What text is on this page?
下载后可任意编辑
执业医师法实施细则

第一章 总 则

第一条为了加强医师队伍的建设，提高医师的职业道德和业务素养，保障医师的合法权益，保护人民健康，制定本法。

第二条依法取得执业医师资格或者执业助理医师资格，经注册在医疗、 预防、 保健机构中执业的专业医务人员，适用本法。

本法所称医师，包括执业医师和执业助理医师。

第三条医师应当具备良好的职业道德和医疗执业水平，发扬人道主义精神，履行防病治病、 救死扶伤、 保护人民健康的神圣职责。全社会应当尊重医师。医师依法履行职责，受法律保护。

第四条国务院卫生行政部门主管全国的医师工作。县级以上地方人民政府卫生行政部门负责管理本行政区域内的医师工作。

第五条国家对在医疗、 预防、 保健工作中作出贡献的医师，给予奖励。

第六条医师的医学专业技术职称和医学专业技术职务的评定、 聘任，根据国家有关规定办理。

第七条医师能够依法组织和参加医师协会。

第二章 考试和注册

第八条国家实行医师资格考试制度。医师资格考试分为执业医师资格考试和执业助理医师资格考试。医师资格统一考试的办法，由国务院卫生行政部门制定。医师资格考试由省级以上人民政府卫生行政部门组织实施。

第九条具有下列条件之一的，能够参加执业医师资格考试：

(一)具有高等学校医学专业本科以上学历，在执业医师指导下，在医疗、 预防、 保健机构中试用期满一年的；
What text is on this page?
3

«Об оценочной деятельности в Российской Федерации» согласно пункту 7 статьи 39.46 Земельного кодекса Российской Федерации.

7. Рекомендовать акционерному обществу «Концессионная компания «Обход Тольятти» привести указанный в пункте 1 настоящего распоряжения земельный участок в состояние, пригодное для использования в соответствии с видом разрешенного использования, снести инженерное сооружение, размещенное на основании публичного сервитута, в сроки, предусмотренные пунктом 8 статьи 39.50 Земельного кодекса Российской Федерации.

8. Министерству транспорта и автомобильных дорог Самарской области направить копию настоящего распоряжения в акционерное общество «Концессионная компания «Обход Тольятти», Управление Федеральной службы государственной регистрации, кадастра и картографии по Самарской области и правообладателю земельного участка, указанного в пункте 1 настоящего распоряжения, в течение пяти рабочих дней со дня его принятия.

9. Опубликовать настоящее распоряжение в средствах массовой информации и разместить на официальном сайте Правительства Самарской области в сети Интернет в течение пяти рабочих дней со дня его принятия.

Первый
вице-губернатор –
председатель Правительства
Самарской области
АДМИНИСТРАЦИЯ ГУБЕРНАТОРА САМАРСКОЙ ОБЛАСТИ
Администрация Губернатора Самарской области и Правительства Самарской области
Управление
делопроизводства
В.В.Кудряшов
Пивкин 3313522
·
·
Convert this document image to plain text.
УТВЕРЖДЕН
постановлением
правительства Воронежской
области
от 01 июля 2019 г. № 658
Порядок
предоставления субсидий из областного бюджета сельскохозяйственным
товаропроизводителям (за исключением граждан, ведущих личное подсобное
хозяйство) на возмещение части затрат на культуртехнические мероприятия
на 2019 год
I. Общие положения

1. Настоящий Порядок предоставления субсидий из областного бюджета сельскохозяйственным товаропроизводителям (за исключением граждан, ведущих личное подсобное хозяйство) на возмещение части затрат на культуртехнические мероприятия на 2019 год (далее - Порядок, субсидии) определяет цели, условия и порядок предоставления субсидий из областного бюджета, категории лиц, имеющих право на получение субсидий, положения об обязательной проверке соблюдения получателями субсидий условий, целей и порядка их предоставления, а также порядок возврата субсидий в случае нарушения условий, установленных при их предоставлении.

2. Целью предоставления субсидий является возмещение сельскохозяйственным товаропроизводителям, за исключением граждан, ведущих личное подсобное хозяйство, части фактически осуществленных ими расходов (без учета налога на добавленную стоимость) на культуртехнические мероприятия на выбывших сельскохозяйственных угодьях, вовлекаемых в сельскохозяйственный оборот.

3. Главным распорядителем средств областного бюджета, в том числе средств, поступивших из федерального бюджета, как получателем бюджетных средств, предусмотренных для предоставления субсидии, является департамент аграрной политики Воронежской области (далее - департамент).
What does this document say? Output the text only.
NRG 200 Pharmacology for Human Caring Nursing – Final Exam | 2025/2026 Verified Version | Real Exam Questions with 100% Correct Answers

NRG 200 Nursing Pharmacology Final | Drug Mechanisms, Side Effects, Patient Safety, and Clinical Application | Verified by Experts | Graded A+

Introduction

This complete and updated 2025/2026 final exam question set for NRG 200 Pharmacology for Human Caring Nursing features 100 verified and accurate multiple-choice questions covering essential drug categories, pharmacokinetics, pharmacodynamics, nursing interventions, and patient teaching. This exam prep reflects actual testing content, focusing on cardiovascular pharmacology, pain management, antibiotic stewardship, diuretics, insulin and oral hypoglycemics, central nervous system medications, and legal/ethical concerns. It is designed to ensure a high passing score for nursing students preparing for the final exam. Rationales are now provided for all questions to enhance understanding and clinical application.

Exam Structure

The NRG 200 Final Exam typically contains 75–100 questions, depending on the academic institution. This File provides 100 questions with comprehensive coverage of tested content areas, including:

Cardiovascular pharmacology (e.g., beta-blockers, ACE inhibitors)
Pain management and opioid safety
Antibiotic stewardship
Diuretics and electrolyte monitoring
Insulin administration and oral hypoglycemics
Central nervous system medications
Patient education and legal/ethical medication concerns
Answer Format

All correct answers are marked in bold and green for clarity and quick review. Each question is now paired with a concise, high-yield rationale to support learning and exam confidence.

++++++++++++++++++++

▶ _Work to do_
Copy out all lines above that include the string "Обход".

▶ _Output of the task_
7. Рекомендовать акционерному обществу «Концессионная компания «Обход Тольятти» привести указанный в пункте 1 настоящего распоряжения земельный участок в состояние, пригодное для использования в соответствии с видом разрешенного использования, снести инженерное сооружение, размещенное на основании публичного сервитута, в сроки, предусмотренные пунктом 8 статьи 39.50 Земельного кодекса Российской Федерации.
8. Министерству транспорта и автомобильных дорог Самарской области направить копию настоящего распоряжения в акционерное общество «Концессионная компания «Обход Тольятти», Управление Федеральной службы государственной регистрации, кадастра и картографии по Самарской области и правообладателю земельного участка, указанного в пункте 1 настоящего распоряжения, в течение пяти рабочих дней со дня его принятия.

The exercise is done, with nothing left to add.